##### EXTRACTED MATERIAL

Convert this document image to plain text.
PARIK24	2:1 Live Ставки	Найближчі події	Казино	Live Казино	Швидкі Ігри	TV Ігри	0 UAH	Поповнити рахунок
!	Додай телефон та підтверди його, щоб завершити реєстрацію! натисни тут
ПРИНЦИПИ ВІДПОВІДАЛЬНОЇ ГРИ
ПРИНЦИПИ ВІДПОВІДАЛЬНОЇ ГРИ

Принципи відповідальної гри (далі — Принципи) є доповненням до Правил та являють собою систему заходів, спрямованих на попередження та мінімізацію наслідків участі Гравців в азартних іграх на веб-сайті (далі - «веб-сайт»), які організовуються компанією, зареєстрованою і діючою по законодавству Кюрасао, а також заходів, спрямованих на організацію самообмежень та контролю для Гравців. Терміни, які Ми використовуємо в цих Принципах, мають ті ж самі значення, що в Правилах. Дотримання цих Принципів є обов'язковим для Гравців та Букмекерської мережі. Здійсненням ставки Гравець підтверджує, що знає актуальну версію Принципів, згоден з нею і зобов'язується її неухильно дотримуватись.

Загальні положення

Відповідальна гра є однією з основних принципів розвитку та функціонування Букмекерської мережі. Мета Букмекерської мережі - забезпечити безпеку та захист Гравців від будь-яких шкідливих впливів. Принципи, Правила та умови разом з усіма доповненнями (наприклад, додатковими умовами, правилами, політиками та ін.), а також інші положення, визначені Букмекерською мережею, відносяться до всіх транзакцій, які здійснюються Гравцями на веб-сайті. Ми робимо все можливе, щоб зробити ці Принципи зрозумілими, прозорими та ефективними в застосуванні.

##########

--- DIRECTIONS FOR THIS TASK ---
Please repeat the listing above in full and exactly.

--- EXERCISE OUTPUT ---
Convert this document image to plain text.
PARIK24	2:1 Live Ставки	Найближчі події	Казино	Live Казино	Швидкі Ігри	TV Ігри	0 UAH	Поповнити рахунок
!	Додай телефон та підтверди його, щоб завершити реєстрацію! натисни тут
ПРИНЦИПИ ВІДПОВІДАЛЬНОЇ ГРИ
ПРИНЦИПИ ВІДПОВІДАЛЬНОЇ ГРИ

Принципи відповідальної гри (далі — Принципи) є доповненням до Правил та являють собою систему заходів, спрямованих на попередження та мінімізацію наслідків участі Гравців в азартних іграх на веб-сайті (далі - «веб-сайт»), які організовуються компанією, зареєстрованою і діючою по законодавству Кюрасао, а також заходів, спрямованих на організацію самообмежень та контролю для Гравців. Терміни, які Ми використовуємо в цих Принципах, мають ті ж самі значення, що в Правилах. Дотримання цих Принципів є обов'язковим для Гравців та Букмекерської мережі. Здійсненням ставки Гравець підтверджує, що знає актуальну версію Принципів, згоден з нею і зобов'язується її неухильно дотримуватись.

Загальні положення

Відповідальна гра є однією з основних принципів розвитку та функціонування Букмекерської мережі. Мета Букмекерської мережі - забезпечити безпеку та захист Гравців від будь-яких шкідливих впливів. Принципи, Правила та умови разом з усіма доповненнями (наприклад, додатковими умовами, правилами, політиками та ін.), а також інші положення, визначені Букмекерською мережею, відносяться до всіх транзакцій, які здійснюються Гравцями на веб-сайті. Ми робимо все можливе, щоб зробити ці Принципи зрозумілими, прозорими та ефективними в застосуванні.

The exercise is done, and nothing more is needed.